## Start Input rows

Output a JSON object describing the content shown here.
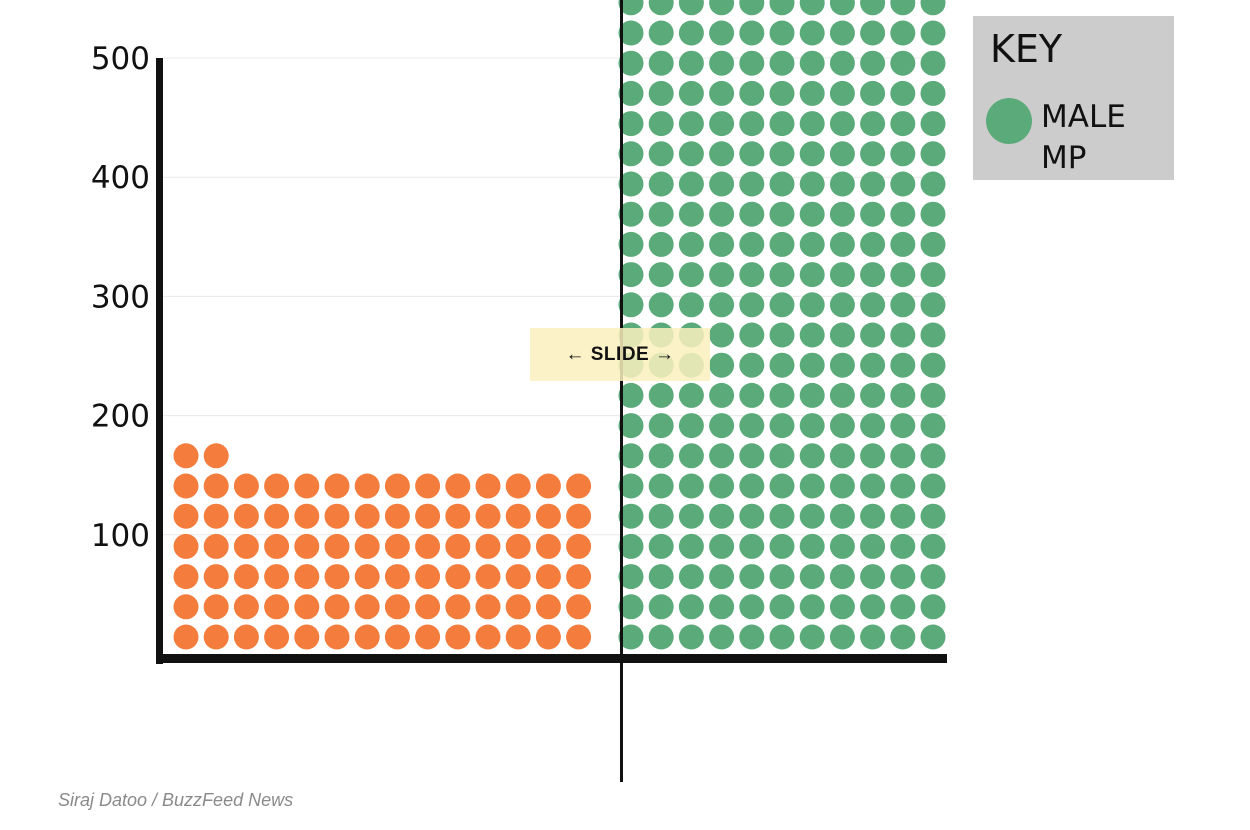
{
  "chart_data": {
    "type": "scatter",
    "subtype": "waffle-dot-comparison",
    "title": "",
    "xlabel": "",
    "ylabel": "",
    "ylim": [
      0,
      500
    ],
    "yticks": [
      {
        "value": 100,
        "label": "100"
      },
      {
        "value": 200,
        "label": "200"
      },
      {
        "value": 300,
        "label": "300"
      },
      {
        "value": 400,
        "label": "400"
      },
      {
        "value": 500,
        "label": "500"
      }
    ],
    "grid": true,
    "legend_position": "top-right",
    "legend": {
      "title": "KEY",
      "entries": [
        {
          "label_line1": "MALE",
          "label_line2": "MP",
          "color": "#5aaa7a"
        }
      ]
    },
    "series": [
      {
        "color": "#f47c3c",
        "dot_columns": 14,
        "full_rows": 6,
        "top_row_dots": 2
      },
      {
        "color": "#5aaa7a",
        "dot_columns": 11,
        "full_rows": 21,
        "top_row_dots": 11
      }
    ],
    "slider": {
      "label": "← SLIDE →"
    }
  },
  "credit": "Siraj Datoo / BuzzFeed News",
  "colors": {
    "axis": "#111111",
    "grid": "#e8e8e8",
    "legend_bg": "#cccccc",
    "slider_label_bg": "#faf0be"
  }
}
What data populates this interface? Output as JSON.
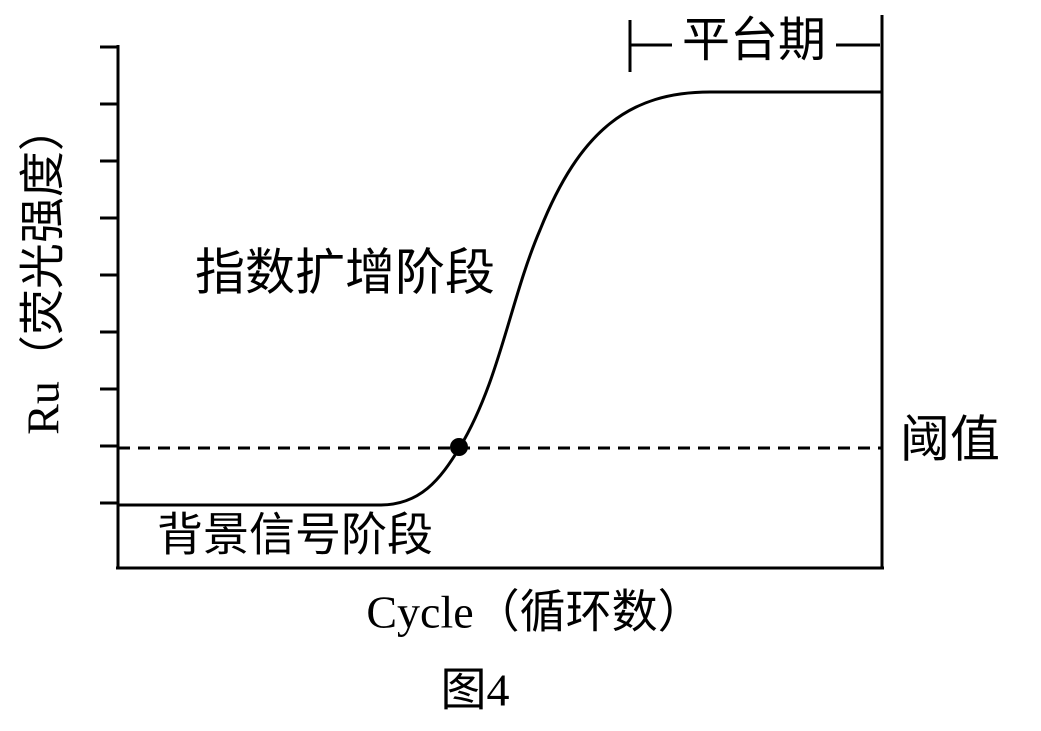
{
  "y_axis_label": "Ru（荧光强度）",
  "x_axis_label": "Cycle（循环数）",
  "caption": "图4",
  "labels": {
    "plateau": "平台期",
    "exponential": "指数扩增阶段",
    "background": "背景信号阶段",
    "threshold": "阈值"
  }
}
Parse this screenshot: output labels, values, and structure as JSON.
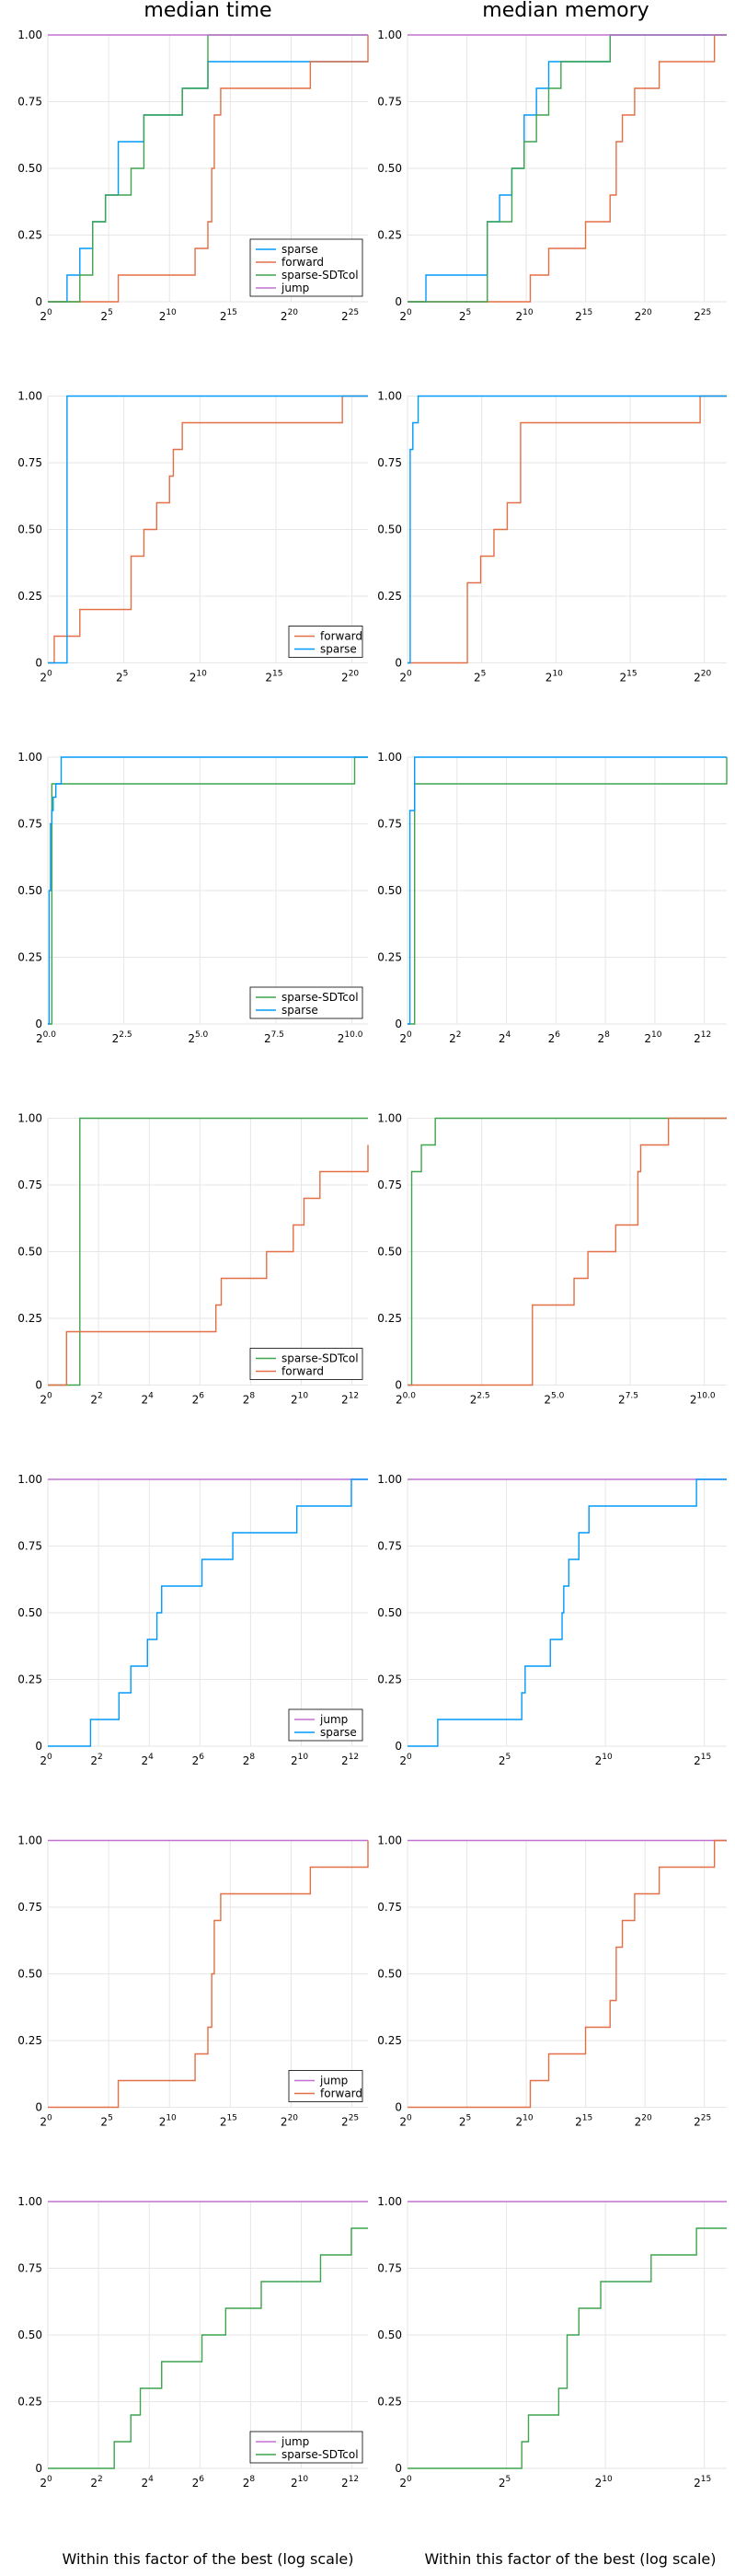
{
  "titles": [
    "median time",
    "median memory"
  ],
  "xlabel": "Within this factor of the best (log scale)",
  "colors": {
    "sparse": "#009AFA",
    "forward": "#E36F47",
    "sparse-SDTcol": "#3EA44E",
    "jump": "#C271D2"
  },
  "chart_data": [
    {
      "type": "line",
      "panel": "row1-median-time",
      "xscale": "log2",
      "xlim": [
        0,
        25
      ],
      "ylim": [
        0,
        1
      ],
      "xticks": [
        "2^0",
        "2^5",
        "2^10",
        "2^15",
        "2^20",
        "2^25"
      ],
      "yticks": [
        "0",
        "0.25",
        "0.50",
        "0.75",
        "1.00"
      ],
      "legend": [
        "sparse",
        "forward",
        "sparse-SDTcol",
        "jump"
      ],
      "series": [
        {
          "name": "sparse",
          "x": [
            1.5,
            2.5,
            3.5,
            4.5,
            5.5,
            7.5,
            10.5,
            12.5
          ],
          "y": [
            0.1,
            0.2,
            0.3,
            0.4,
            0.6,
            0.7,
            0.8,
            0.9
          ]
        },
        {
          "name": "forward",
          "x": [
            5.5,
            11.5,
            12.5,
            12.8,
            13.0,
            13.5,
            20.5,
            25.0
          ],
          "y": [
            0.1,
            0.2,
            0.3,
            0.5,
            0.7,
            0.8,
            0.9,
            1.0
          ]
        },
        {
          "name": "sparse-SDTcol",
          "x": [
            2.5,
            3.5,
            4.5,
            6.5,
            7.5,
            10.5,
            12.5
          ],
          "y": [
            0.1,
            0.3,
            0.4,
            0.5,
            0.7,
            0.8,
            1.0
          ]
        },
        {
          "name": "jump",
          "x": [
            0,
            25
          ],
          "y": [
            1.0,
            1.0
          ]
        }
      ]
    },
    {
      "type": "line",
      "panel": "row1-median-memory",
      "xscale": "log2",
      "xlim": [
        0,
        26
      ],
      "ylim": [
        0,
        1
      ],
      "xticks": [
        "2^0",
        "2^5",
        "2^10",
        "2^15",
        "2^20",
        "2^25"
      ],
      "yticks": [
        "0",
        "0.25",
        "0.50",
        "0.75",
        "1.00"
      ],
      "legend": [],
      "series": [
        {
          "name": "sparse",
          "x": [
            1.5,
            6.5,
            7.5,
            8.5,
            9.5,
            10.5,
            11.5,
            16.5
          ],
          "y": [
            0.1,
            0.3,
            0.4,
            0.5,
            0.7,
            0.8,
            0.9,
            1.0
          ]
        },
        {
          "name": "forward",
          "x": [
            10.0,
            11.5,
            14.5,
            16.5,
            17.0,
            17.5,
            18.5,
            20.5,
            25.0
          ],
          "y": [
            0.1,
            0.2,
            0.3,
            0.4,
            0.6,
            0.7,
            0.8,
            0.9,
            1.0
          ]
        },
        {
          "name": "sparse-SDTcol",
          "x": [
            6.5,
            8.5,
            9.5,
            10.5,
            11.5,
            12.5,
            16.5
          ],
          "y": [
            0.3,
            0.5,
            0.6,
            0.7,
            0.8,
            0.9,
            1.0
          ]
        },
        {
          "name": "jump",
          "x": [
            0,
            26
          ],
          "y": [
            1.0,
            1.0
          ]
        }
      ]
    },
    {
      "type": "line",
      "panel": "row2-median-time",
      "xscale": "log2",
      "xlim": [
        0,
        25
      ],
      "ylim": [
        0,
        1
      ],
      "xticks": [
        "2^0",
        "2^5",
        "2^10",
        "2^15",
        "2^20"
      ],
      "yticks": [
        "0",
        "0.25",
        "0.50",
        "0.75",
        "1.00"
      ],
      "legend": [
        "forward",
        "sparse"
      ],
      "series": [
        {
          "name": "forward",
          "x": [
            0.5,
            2.5,
            6.5,
            7.5,
            8.5,
            9.5,
            9.8,
            10.5,
            23.0
          ],
          "y": [
            0.1,
            0.2,
            0.4,
            0.5,
            0.6,
            0.7,
            0.8,
            0.9,
            1.0
          ]
        },
        {
          "name": "sparse",
          "x": [
            1.5
          ],
          "y": [
            1.0
          ]
        }
      ]
    },
    {
      "type": "line",
      "panel": "row2-median-memory",
      "xscale": "log2",
      "xlim": [
        0,
        24
      ],
      "ylim": [
        0,
        1
      ],
      "xticks": [
        "2^0",
        "2^5",
        "2^10",
        "2^15",
        "2^20"
      ],
      "yticks": [
        "0",
        "0.25",
        "0.50",
        "0.75",
        "1.00"
      ],
      "legend": [],
      "series": [
        {
          "name": "forward",
          "x": [
            4.5,
            5.5,
            6.5,
            7.5,
            8.5,
            22.0
          ],
          "y": [
            0.3,
            0.4,
            0.5,
            0.6,
            0.9,
            1.0
          ]
        },
        {
          "name": "sparse",
          "x": [
            0.2,
            0.4,
            0.8
          ],
          "y": [
            0.8,
            0.9,
            1.0
          ]
        }
      ]
    },
    {
      "type": "line",
      "panel": "row3-median-time",
      "xscale": "log2",
      "xlim": [
        0,
        12
      ],
      "ylim": [
        0,
        1
      ],
      "xticks": [
        "2^0.0",
        "2^2.5",
        "2^5.0",
        "2^7.5",
        "2^10.0"
      ],
      "yticks": [
        "0",
        "0.25",
        "0.50",
        "0.75",
        "1.00"
      ],
      "legend": [
        "sparse-SDTcol",
        "sparse"
      ],
      "series": [
        {
          "name": "sparse-SDTcol",
          "x": [
            0.15,
            11.5
          ],
          "y": [
            0.9,
            1.0
          ]
        },
        {
          "name": "sparse",
          "x": [
            0.05,
            0.1,
            0.15,
            0.2,
            0.3,
            0.5
          ],
          "y": [
            0.5,
            0.75,
            0.8,
            0.85,
            0.9,
            1.0
          ]
        }
      ]
    },
    {
      "type": "line",
      "panel": "row3-median-memory",
      "xscale": "log2",
      "xlim": [
        0,
        13.5
      ],
      "ylim": [
        0,
        1
      ],
      "xticks": [
        "2^0",
        "2^2",
        "2^4",
        "2^6",
        "2^8",
        "2^10",
        "2^12"
      ],
      "yticks": [
        "0",
        "0.25",
        "0.50",
        "0.75",
        "1.00"
      ],
      "legend": [],
      "series": [
        {
          "name": "sparse-SDTcol",
          "x": [
            0.3,
            13.5
          ],
          "y": [
            0.9,
            1.0
          ]
        },
        {
          "name": "sparse",
          "x": [
            0.1,
            0.3
          ],
          "y": [
            0.8,
            1.0
          ]
        }
      ]
    },
    {
      "type": "line",
      "panel": "row4-median-time",
      "xscale": "log2",
      "xlim": [
        0,
        12
      ],
      "ylim": [
        0,
        1
      ],
      "xticks": [
        "2^0",
        "2^2",
        "2^4",
        "2^6",
        "2^8",
        "2^10",
        "2^12"
      ],
      "yticks": [
        "0",
        "0.25",
        "0.50",
        "0.75",
        "1.00"
      ],
      "legend": [
        "sparse-SDTcol",
        "forward"
      ],
      "series": [
        {
          "name": "sparse-SDTcol",
          "x": [
            1.2
          ],
          "y": [
            1.0
          ]
        },
        {
          "name": "forward",
          "x": [
            0.7,
            6.3,
            6.5,
            8.2,
            9.2,
            9.6,
            10.2,
            12.0
          ],
          "y": [
            0.2,
            0.3,
            0.4,
            0.5,
            0.6,
            0.7,
            0.8,
            0.9
          ]
        }
      ]
    },
    {
      "type": "line",
      "panel": "row4-median-memory",
      "xscale": "log2",
      "xlim": [
        0,
        11.5
      ],
      "ylim": [
        0,
        1
      ],
      "xticks": [
        "2^0.0",
        "2^2.5",
        "2^5.0",
        "2^7.5",
        "2^10.0"
      ],
      "yticks": [
        "0",
        "0.25",
        "0.50",
        "0.75",
        "1.00"
      ],
      "legend": [],
      "series": [
        {
          "name": "sparse-SDTcol",
          "x": [
            0.15,
            0.5,
            1.0
          ],
          "y": [
            0.8,
            0.9,
            1.0
          ]
        },
        {
          "name": "forward",
          "x": [
            4.5,
            6.0,
            6.5,
            7.5,
            8.3,
            8.4,
            9.4,
            11.5
          ],
          "y": [
            0.3,
            0.4,
            0.5,
            0.6,
            0.8,
            0.9,
            1.0,
            1.0
          ]
        }
      ]
    },
    {
      "type": "line",
      "panel": "row5-median-time",
      "xscale": "log2",
      "xlim": [
        0,
        13.5
      ],
      "ylim": [
        0,
        1
      ],
      "xticks": [
        "2^0",
        "2^2",
        "2^4",
        "2^6",
        "2^8",
        "2^10",
        "2^12"
      ],
      "yticks": [
        "0",
        "0.25",
        "0.50",
        "0.75",
        "1.00"
      ],
      "legend": [
        "jump",
        "sparse"
      ],
      "series": [
        {
          "name": "jump",
          "x": [
            0,
            13.5
          ],
          "y": [
            1.0,
            1.0
          ]
        },
        {
          "name": "sparse",
          "x": [
            1.8,
            3.0,
            3.5,
            4.2,
            4.6,
            4.8,
            6.5,
            7.8,
            10.5,
            12.8
          ],
          "y": [
            0.1,
            0.2,
            0.3,
            0.4,
            0.5,
            0.6,
            0.7,
            0.8,
            0.9,
            1.0
          ]
        }
      ]
    },
    {
      "type": "line",
      "panel": "row5-median-memory",
      "xscale": "log2",
      "xlim": [
        0,
        19
      ],
      "ylim": [
        0,
        1
      ],
      "xticks": [
        "2^0",
        "2^5",
        "2^10",
        "2^15"
      ],
      "yticks": [
        "0",
        "0.25",
        "0.50",
        "0.75",
        "1.00"
      ],
      "legend": [],
      "series": [
        {
          "name": "jump",
          "x": [
            0,
            19
          ],
          "y": [
            1.0,
            1.0
          ]
        },
        {
          "name": "sparse",
          "x": [
            1.8,
            6.8,
            7.0,
            8.5,
            9.2,
            9.3,
            9.6,
            10.2,
            10.8,
            17.2
          ],
          "y": [
            0.1,
            0.2,
            0.3,
            0.4,
            0.5,
            0.6,
            0.7,
            0.8,
            0.9,
            1.0
          ]
        }
      ]
    },
    {
      "type": "line",
      "panel": "row6-median-time",
      "xscale": "log2",
      "xlim": [
        0,
        25
      ],
      "ylim": [
        0,
        1
      ],
      "xticks": [
        "2^0",
        "2^5",
        "2^10",
        "2^15",
        "2^20",
        "2^25"
      ],
      "yticks": [
        "0",
        "0.25",
        "0.50",
        "0.75",
        "1.00"
      ],
      "legend": [
        "jump",
        "forward"
      ],
      "series": [
        {
          "name": "jump",
          "x": [
            0,
            25
          ],
          "y": [
            1.0,
            1.0
          ]
        },
        {
          "name": "forward",
          "x": [
            5.5,
            11.5,
            12.5,
            12.8,
            13.0,
            13.5,
            20.5,
            25.0
          ],
          "y": [
            0.1,
            0.2,
            0.3,
            0.5,
            0.7,
            0.8,
            0.9,
            1.0
          ]
        }
      ]
    },
    {
      "type": "line",
      "panel": "row6-median-memory",
      "xscale": "log2",
      "xlim": [
        0,
        26
      ],
      "ylim": [
        0,
        1
      ],
      "xticks": [
        "2^0",
        "2^5",
        "2^10",
        "2^15",
        "2^20",
        "2^25"
      ],
      "yticks": [
        "0",
        "0.25",
        "0.50",
        "0.75",
        "1.00"
      ],
      "legend": [],
      "series": [
        {
          "name": "jump",
          "x": [
            0,
            26
          ],
          "y": [
            1.0,
            1.0
          ]
        },
        {
          "name": "forward",
          "x": [
            10.0,
            11.5,
            14.5,
            16.5,
            17.0,
            17.5,
            18.5,
            20.5,
            25.0
          ],
          "y": [
            0.1,
            0.2,
            0.3,
            0.4,
            0.6,
            0.7,
            0.8,
            0.9,
            1.0
          ]
        }
      ]
    },
    {
      "type": "line",
      "panel": "row7-median-time",
      "xscale": "log2",
      "xlim": [
        0,
        13.5
      ],
      "ylim": [
        0,
        1
      ],
      "xticks": [
        "2^0",
        "2^2",
        "2^4",
        "2^6",
        "2^8",
        "2^10",
        "2^12"
      ],
      "yticks": [
        "0",
        "0.25",
        "0.50",
        "0.75",
        "1.00"
      ],
      "legend": [
        "jump",
        "sparse-SDTcol"
      ],
      "series": [
        {
          "name": "jump",
          "x": [
            0,
            13.5
          ],
          "y": [
            1.0,
            1.0
          ]
        },
        {
          "name": "sparse-SDTcol",
          "x": [
            2.8,
            3.5,
            3.9,
            4.8,
            6.5,
            7.5,
            9.0,
            11.5,
            12.8
          ],
          "y": [
            0.1,
            0.2,
            0.3,
            0.4,
            0.5,
            0.6,
            0.7,
            0.8,
            0.9
          ]
        }
      ]
    },
    {
      "type": "line",
      "panel": "row7-median-memory",
      "xscale": "log2",
      "xlim": [
        0,
        19
      ],
      "ylim": [
        0,
        1
      ],
      "xticks": [
        "2^0",
        "2^5",
        "2^10",
        "2^15"
      ],
      "yticks": [
        "0",
        "0.25",
        "0.50",
        "0.75",
        "1.00"
      ],
      "legend": [],
      "series": [
        {
          "name": "jump",
          "x": [
            0,
            19
          ],
          "y": [
            1.0,
            1.0
          ]
        },
        {
          "name": "sparse-SDTcol",
          "x": [
            6.8,
            7.2,
            9.0,
            9.5,
            10.2,
            11.5,
            14.5,
            17.2
          ],
          "y": [
            0.1,
            0.2,
            0.3,
            0.5,
            0.6,
            0.7,
            0.8,
            0.9
          ]
        }
      ]
    }
  ]
}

## End Input rows

§ **Stated problem**
Among the records above, find each line holding the string "JSON" and pull it out.

§ **Problem solution**
Output a JSON object describing the content shown here.
What data populates this interface? Output as JSON.
Parse this screenshot: output labels, values, and structure as JSON.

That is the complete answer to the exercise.